● Written task: Your task is to repeat the entries underneath exactly, minus the pictures.

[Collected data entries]
--- --- ---

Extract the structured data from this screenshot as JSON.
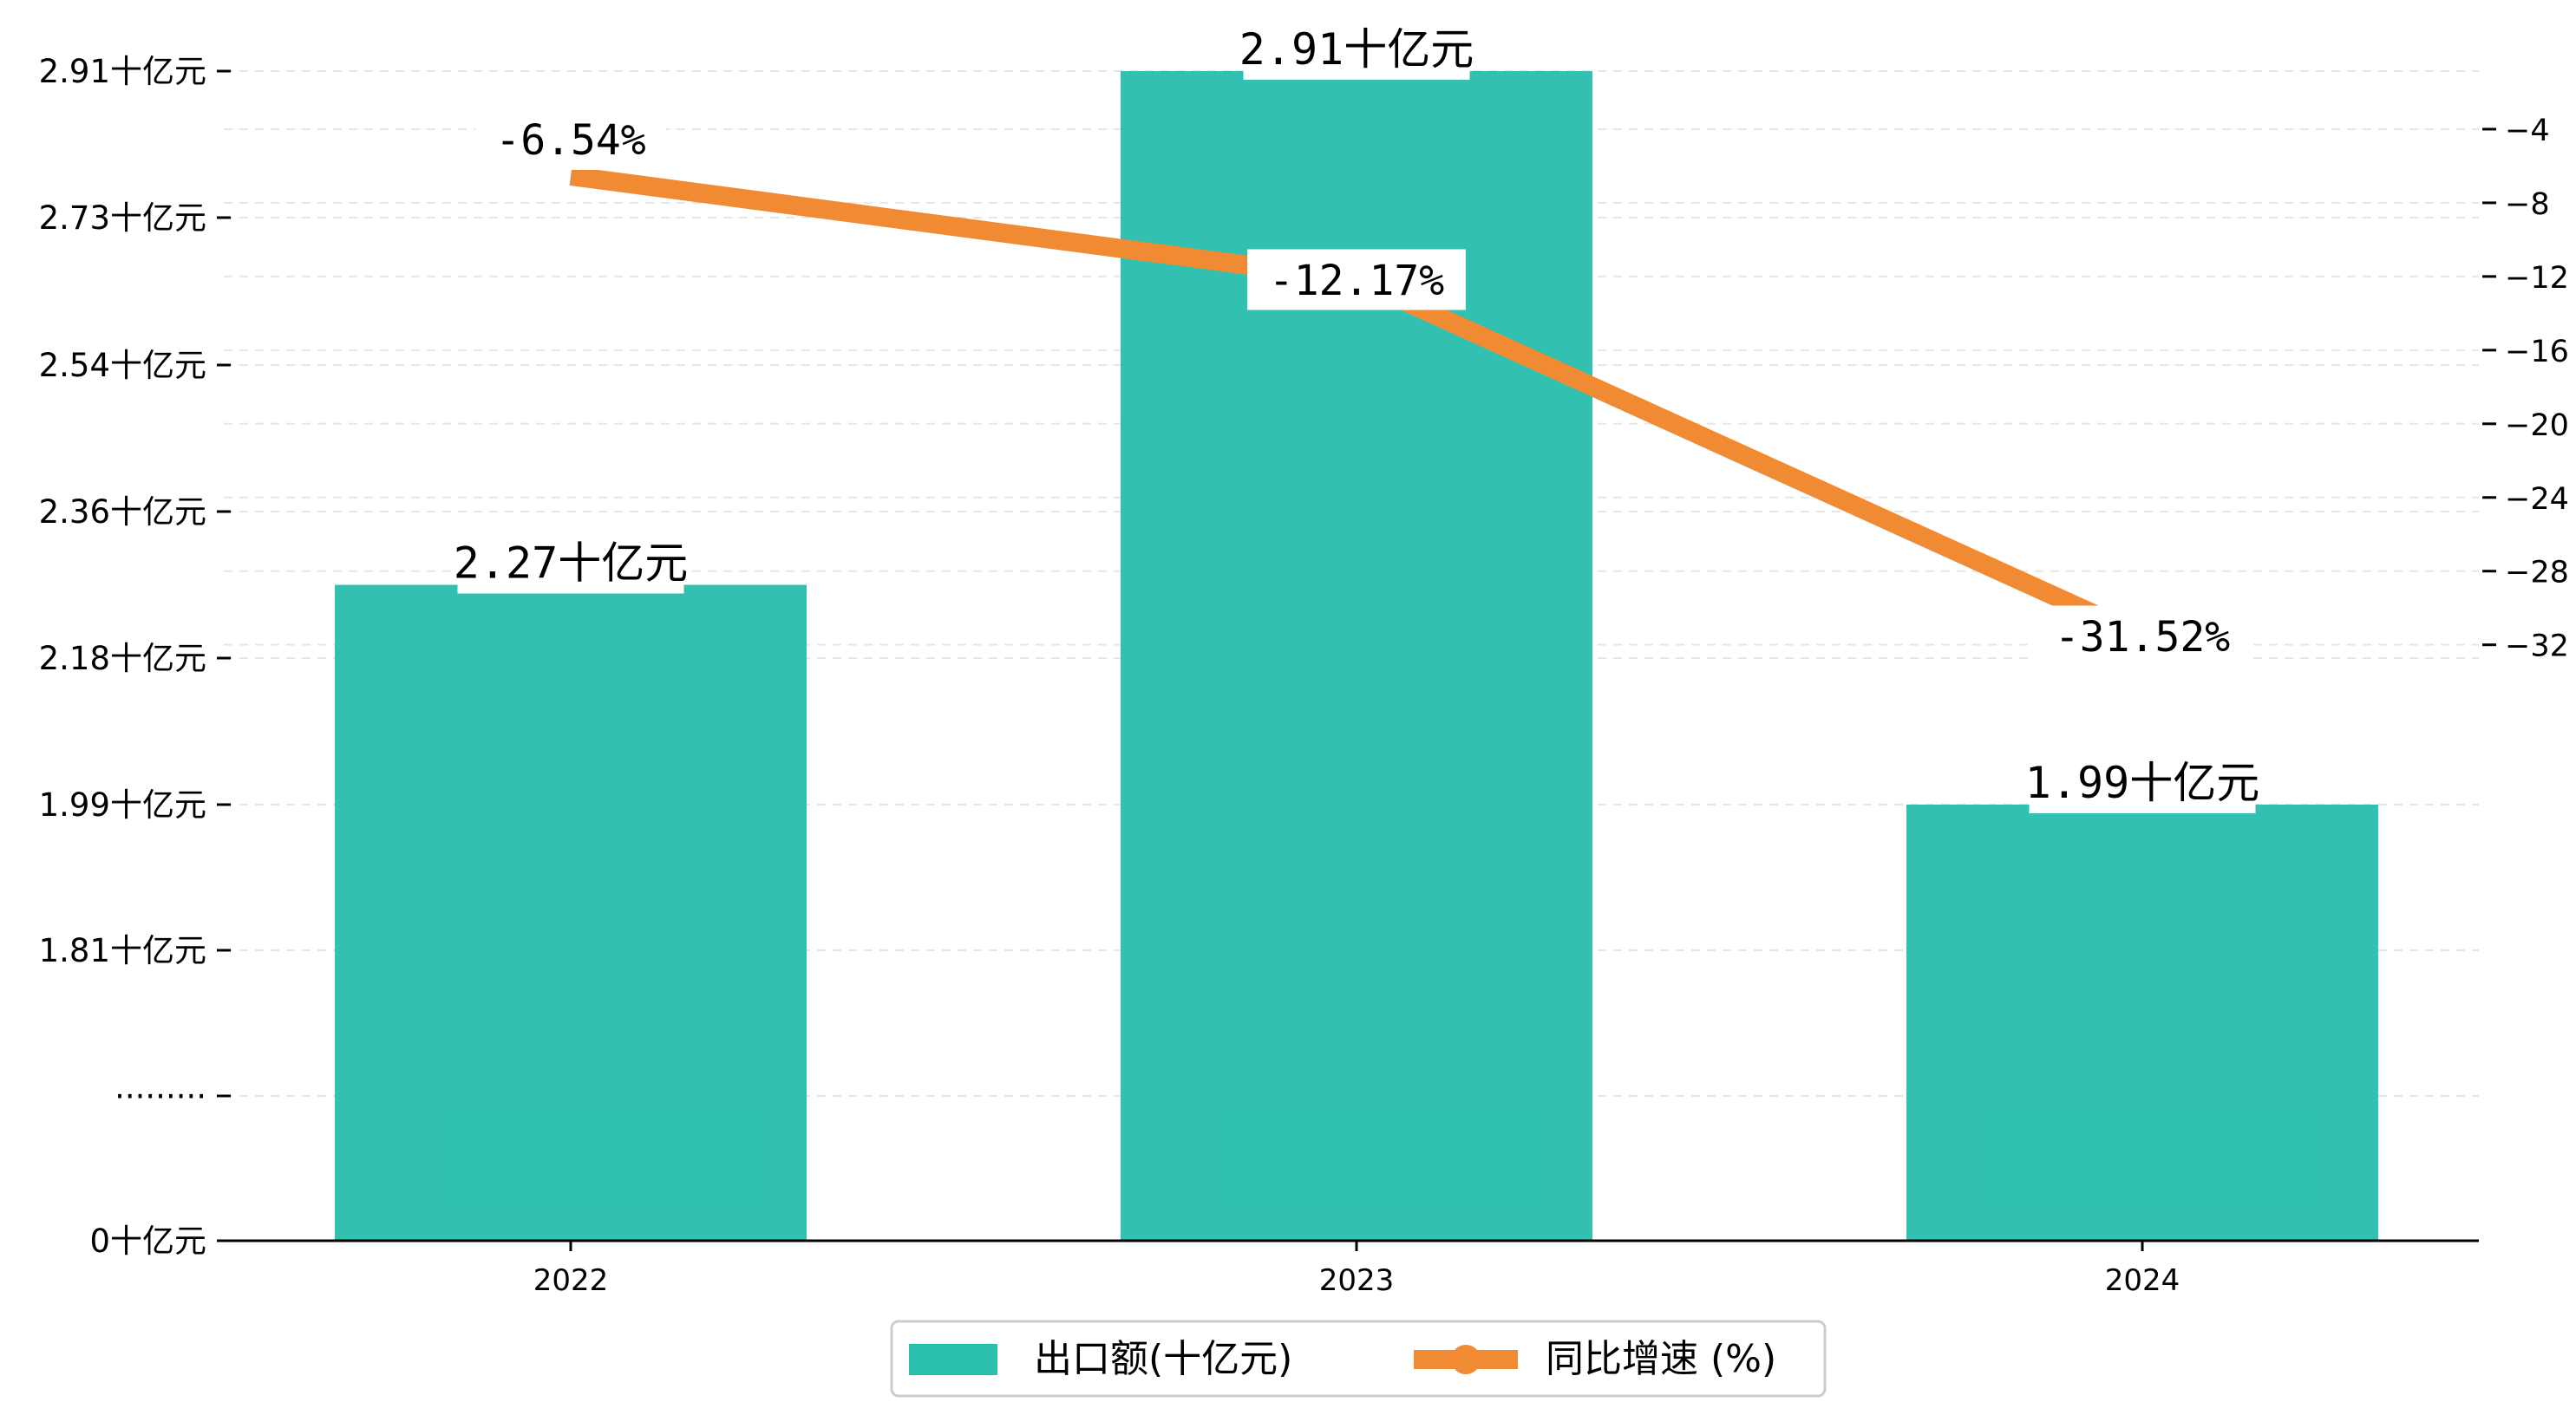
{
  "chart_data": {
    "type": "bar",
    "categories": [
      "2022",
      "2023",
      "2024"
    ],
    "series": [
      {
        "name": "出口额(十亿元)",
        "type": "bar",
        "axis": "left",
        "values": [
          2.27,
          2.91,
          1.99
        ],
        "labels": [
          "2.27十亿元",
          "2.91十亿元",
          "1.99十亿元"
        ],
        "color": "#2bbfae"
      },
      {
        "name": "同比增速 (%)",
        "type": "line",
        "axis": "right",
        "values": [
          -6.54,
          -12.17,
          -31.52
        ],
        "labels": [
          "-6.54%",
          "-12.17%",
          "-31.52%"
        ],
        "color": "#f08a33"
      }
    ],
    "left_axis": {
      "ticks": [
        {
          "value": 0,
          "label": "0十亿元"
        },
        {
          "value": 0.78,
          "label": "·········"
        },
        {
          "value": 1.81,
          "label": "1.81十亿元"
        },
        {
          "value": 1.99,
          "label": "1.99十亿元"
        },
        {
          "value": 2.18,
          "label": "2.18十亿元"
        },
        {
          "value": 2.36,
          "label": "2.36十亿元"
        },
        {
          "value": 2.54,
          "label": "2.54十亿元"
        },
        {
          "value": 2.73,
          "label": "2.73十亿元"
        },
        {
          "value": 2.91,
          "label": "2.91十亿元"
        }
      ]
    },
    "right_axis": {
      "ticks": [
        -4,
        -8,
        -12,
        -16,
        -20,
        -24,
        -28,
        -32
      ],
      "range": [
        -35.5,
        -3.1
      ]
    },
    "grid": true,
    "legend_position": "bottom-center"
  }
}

--- --- ---

● Completed exercise:
Extract the structured data from this screenshot as JSON.
{
  "chart_data": {
    "type": "bar",
    "categories": [
      "2022",
      "2023",
      "2024"
    ],
    "series": [
      {
        "name": "出口额(十亿元)",
        "type": "bar",
        "axis": "left",
        "values": [
          2.27,
          2.91,
          1.99
        ],
        "labels": [
          "2.27十亿元",
          "2.91十亿元",
          "1.99十亿元"
        ],
        "color": "#2bbfae"
      },
      {
        "name": "同比增速 (%)",
        "type": "line",
        "axis": "right",
        "values": [
          -6.54,
          -12.17,
          -31.52
        ],
        "labels": [
          "-6.54%",
          "-12.17%",
          "-31.52%"
        ],
        "color": "#f08a33"
      }
    ],
    "left_axis": {
      "ticks": [
        {
          "value": 0,
          "label": "0十亿元"
        },
        {
          "value": 0.78,
          "label": "·········"
        },
        {
          "value": 1.81,
          "label": "1.81十亿元"
        },
        {
          "value": 1.99,
          "label": "1.99十亿元"
        },
        {
          "value": 2.18,
          "label": "2.18十亿元"
        },
        {
          "value": 2.36,
          "label": "2.36十亿元"
        },
        {
          "value": 2.54,
          "label": "2.54十亿元"
        },
        {
          "value": 2.73,
          "label": "2.73十亿元"
        },
        {
          "value": 2.91,
          "label": "2.91十亿元"
        }
      ]
    },
    "right_axis": {
      "ticks": [
        -4,
        -8,
        -12,
        -16,
        -20,
        -24,
        -28,
        -32
      ],
      "range": [
        -35.5,
        -3.1
      ]
    },
    "grid": true,
    "legend_position": "bottom-center"
  }
}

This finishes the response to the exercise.